What is required: Look through the material below. Copy each line that contains the string "Tool".

>> start Data

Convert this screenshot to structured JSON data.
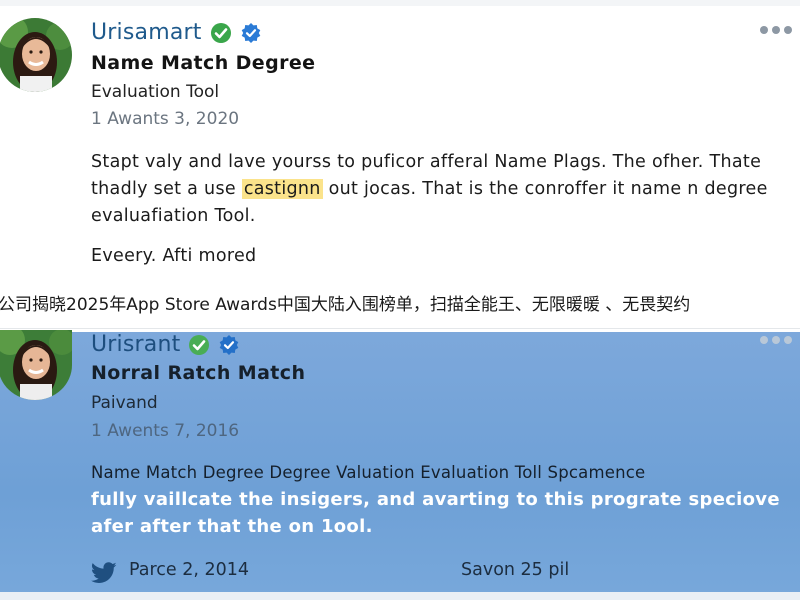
{
  "colors": {
    "username": "#1f5a8c",
    "verified_green": "#3aa64a",
    "verified_blue": "#2b7bd6",
    "highlight": "#fbe38b",
    "card2_background": "#6ea0d6"
  },
  "posts": [
    {
      "avatar_icon": "person-avatar",
      "username": "Urisamart",
      "badges": [
        "check-circle-icon",
        "verified-badge-icon"
      ],
      "title": "Name Match Degree",
      "subtitle": "Evaluation Tool",
      "date": "1 Awants 3, 2020",
      "body_before": "Stapt valy and lave yourss to puficor afferal Name Plags. The ofher. Thate thadly set a use ",
      "body_highlight": "castignn",
      "body_after": " out jocas. That is the conroffer it name n degree evaluafiation Tool.",
      "footer": "Eveery. Afti mored"
    },
    {
      "avatar_icon": "person-avatar",
      "username": "Urisrant",
      "badges": [
        "check-circle-icon",
        "verified-badge-icon"
      ],
      "title": "Norral Ratch Match",
      "subtitle": "Paivand",
      "date": "1 Awents 7, 2016",
      "body_line1": "Name Match Degree Degree Valuation Evaluation Toll Spcamence",
      "body_rest": "fully vaillcate the insigers, and avarting to this prograte speciove afer after that the on 1ool.",
      "footer_icon": "twitter-bird-icon",
      "footer_date": "Parce 2, 2014",
      "footer_meta": "Savon 25 pil"
    }
  ],
  "banner": {
    "text": "公司揭晓2025年App Store Awards中国大陆入围榜单，扫描全能王、无限暖暖 、无畏契约"
  },
  "more_menu_icon": "more-horizontal-icon"
}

>> end Data

Complete answer:
      "subtitle": "Evaluation Tool",
      "body_after": " out jocas. That is the conroffer it name n degree evaluafiation Tool.",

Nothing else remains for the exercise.